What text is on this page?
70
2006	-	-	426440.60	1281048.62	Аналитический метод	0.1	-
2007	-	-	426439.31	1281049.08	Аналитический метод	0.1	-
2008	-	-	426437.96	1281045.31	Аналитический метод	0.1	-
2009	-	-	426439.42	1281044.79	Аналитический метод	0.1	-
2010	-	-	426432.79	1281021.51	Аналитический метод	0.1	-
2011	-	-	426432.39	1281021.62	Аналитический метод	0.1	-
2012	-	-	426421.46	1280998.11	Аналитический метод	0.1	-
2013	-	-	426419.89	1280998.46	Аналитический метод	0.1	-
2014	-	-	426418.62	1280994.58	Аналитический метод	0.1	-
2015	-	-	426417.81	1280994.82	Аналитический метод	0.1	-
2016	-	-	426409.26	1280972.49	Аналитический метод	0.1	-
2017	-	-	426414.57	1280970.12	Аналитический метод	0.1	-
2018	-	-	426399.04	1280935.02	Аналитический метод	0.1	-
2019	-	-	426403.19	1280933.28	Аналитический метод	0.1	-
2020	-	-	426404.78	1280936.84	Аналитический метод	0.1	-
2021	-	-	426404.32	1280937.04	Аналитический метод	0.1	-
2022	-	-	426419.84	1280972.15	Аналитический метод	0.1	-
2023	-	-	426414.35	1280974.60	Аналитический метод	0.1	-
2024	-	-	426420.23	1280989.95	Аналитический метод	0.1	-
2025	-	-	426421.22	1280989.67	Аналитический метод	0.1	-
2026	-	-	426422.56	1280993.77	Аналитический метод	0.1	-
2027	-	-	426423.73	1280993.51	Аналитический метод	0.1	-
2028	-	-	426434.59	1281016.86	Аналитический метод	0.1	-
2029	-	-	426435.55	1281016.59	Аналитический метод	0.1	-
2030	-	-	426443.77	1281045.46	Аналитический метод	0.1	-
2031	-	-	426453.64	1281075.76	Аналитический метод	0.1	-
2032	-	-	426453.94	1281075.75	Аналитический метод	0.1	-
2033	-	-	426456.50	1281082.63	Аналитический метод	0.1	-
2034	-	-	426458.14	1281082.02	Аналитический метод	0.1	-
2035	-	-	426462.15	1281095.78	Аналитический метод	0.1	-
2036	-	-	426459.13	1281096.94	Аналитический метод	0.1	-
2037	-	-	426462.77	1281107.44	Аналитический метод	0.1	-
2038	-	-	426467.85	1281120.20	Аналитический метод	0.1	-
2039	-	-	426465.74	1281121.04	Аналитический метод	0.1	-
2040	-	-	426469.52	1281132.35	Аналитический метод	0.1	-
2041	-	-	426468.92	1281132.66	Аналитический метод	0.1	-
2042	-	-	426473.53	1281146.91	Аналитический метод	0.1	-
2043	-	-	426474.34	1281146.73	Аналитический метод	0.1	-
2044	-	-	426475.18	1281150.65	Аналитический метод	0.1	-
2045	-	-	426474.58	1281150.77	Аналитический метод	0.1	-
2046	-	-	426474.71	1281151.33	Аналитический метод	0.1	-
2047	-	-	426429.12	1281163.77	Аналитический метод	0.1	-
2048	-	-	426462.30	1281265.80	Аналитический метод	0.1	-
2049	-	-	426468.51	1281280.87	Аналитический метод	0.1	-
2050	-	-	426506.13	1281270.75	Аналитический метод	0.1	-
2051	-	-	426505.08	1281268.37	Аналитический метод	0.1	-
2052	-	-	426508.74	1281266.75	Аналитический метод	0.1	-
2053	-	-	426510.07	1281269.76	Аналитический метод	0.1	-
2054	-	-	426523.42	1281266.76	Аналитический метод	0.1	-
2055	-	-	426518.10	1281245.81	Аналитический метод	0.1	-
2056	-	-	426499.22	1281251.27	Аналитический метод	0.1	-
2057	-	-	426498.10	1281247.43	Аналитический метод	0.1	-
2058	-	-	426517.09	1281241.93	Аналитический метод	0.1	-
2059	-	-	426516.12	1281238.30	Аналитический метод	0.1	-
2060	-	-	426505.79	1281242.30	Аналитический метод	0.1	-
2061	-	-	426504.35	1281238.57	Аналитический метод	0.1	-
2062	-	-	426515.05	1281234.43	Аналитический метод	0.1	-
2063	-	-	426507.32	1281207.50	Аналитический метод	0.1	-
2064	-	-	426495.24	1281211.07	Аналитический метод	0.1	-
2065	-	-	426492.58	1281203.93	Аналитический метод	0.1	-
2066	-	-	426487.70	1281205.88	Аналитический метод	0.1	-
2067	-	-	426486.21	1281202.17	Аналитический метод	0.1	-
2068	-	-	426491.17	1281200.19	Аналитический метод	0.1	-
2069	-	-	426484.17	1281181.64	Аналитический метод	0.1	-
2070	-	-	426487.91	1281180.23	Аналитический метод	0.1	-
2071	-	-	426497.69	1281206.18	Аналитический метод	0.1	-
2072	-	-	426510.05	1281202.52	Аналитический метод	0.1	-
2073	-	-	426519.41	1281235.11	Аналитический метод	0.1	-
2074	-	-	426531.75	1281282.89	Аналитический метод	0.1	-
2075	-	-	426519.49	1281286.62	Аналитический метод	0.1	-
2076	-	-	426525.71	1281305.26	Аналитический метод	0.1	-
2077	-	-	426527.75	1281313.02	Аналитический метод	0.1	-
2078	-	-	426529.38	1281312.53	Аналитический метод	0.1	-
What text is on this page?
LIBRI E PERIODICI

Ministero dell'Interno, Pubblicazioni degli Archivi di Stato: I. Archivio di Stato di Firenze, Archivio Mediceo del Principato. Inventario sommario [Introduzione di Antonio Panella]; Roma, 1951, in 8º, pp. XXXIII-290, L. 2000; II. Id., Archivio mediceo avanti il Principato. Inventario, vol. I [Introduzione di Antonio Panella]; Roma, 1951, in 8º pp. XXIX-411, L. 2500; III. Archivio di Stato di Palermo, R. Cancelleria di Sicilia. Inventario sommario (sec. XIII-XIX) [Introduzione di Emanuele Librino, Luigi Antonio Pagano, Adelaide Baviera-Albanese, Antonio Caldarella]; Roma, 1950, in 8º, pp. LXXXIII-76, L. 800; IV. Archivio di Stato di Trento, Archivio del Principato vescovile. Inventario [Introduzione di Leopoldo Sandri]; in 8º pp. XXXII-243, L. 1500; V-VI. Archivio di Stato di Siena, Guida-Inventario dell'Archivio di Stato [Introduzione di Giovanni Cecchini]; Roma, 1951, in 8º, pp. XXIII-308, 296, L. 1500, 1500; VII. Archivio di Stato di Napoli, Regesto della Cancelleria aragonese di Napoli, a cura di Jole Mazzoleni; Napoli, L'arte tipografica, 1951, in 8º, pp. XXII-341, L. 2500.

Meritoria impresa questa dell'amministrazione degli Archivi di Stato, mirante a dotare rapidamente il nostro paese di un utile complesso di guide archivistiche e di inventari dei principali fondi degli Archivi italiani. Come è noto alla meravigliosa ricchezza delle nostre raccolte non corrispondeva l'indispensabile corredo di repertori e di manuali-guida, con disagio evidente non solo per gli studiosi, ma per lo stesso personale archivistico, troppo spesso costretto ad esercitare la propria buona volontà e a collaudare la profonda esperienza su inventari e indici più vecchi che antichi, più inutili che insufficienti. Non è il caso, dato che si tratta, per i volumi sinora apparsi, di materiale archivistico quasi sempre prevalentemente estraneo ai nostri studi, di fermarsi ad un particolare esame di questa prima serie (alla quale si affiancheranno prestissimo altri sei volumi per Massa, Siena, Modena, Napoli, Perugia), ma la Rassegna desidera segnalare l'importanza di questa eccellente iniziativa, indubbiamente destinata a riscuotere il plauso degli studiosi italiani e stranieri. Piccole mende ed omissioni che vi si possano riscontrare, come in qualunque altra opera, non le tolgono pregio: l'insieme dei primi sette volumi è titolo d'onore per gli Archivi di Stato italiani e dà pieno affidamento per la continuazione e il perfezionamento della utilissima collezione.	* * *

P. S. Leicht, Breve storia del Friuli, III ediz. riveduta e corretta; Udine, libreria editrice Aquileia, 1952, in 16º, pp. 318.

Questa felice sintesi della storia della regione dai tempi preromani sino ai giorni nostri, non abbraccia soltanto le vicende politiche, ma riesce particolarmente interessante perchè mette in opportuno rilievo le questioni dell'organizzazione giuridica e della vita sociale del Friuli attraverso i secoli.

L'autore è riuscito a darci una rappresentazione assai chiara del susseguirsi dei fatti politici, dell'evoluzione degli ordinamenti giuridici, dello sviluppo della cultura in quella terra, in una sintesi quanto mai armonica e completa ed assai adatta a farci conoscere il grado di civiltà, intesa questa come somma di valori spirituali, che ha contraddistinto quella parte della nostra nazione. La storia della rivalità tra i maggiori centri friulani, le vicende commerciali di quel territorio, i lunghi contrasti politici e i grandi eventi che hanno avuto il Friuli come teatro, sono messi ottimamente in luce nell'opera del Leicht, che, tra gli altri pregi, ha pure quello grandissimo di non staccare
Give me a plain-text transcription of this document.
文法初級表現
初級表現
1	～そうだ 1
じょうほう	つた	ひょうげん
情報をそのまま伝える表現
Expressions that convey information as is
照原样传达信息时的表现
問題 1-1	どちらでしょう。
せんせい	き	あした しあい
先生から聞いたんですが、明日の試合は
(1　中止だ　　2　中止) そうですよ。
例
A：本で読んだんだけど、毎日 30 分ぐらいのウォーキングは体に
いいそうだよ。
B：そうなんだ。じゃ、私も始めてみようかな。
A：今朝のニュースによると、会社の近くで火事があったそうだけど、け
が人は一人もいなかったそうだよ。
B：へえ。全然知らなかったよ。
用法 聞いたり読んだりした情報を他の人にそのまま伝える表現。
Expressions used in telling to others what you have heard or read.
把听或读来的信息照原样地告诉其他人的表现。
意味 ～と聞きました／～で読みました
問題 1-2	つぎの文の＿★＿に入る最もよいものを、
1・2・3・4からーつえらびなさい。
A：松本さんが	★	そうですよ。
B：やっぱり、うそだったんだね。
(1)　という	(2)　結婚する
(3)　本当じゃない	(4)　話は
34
+++
## Task instructions
Nothing but the lines from the one with "Give me a plain-text" through the end of the data above should be repeated, each exactly as it stands.

## Answer to the exercise
Give me a plain-text transcription of this document.
文法初級表現
初級表現
1	～そうだ 1
じょうほう	つた	ひょうげん
情報をそのまま伝える表現
Expressions that convey information as is
照原样传达信息时的表现
問題 1-1	どちらでしょう。
せんせい	き	あした しあい
先生から聞いたんですが、明日の試合は
(1　中止だ　　2　中止) そうですよ。
例
A：本で読んだんだけど、毎日 30 分ぐらいのウォーキングは体に
いいそうだよ。
B：そうなんだ。じゃ、私も始めてみようかな。
A：今朝のニュースによると、会社の近くで火事があったそうだけど、け
が人は一人もいなかったそうだよ。
B：へえ。全然知らなかったよ。
用法 聞いたり読んだりした情報を他の人にそのまま伝える表現。
Expressions used in telling to others what you have heard or read.
把听或读来的信息照原样地告诉其他人的表现。
意味 ～と聞きました／～で読みました
問題 1-2	つぎの文の＿★＿に入る最もよいものを、
1・2・3・4からーつえらびなさい。
A：松本さんが	★	そうですよ。
B：やっぱり、うそだったんだね。
(1)　という	(2)　結婚する
(3)　本当じゃない	(4)　話は
34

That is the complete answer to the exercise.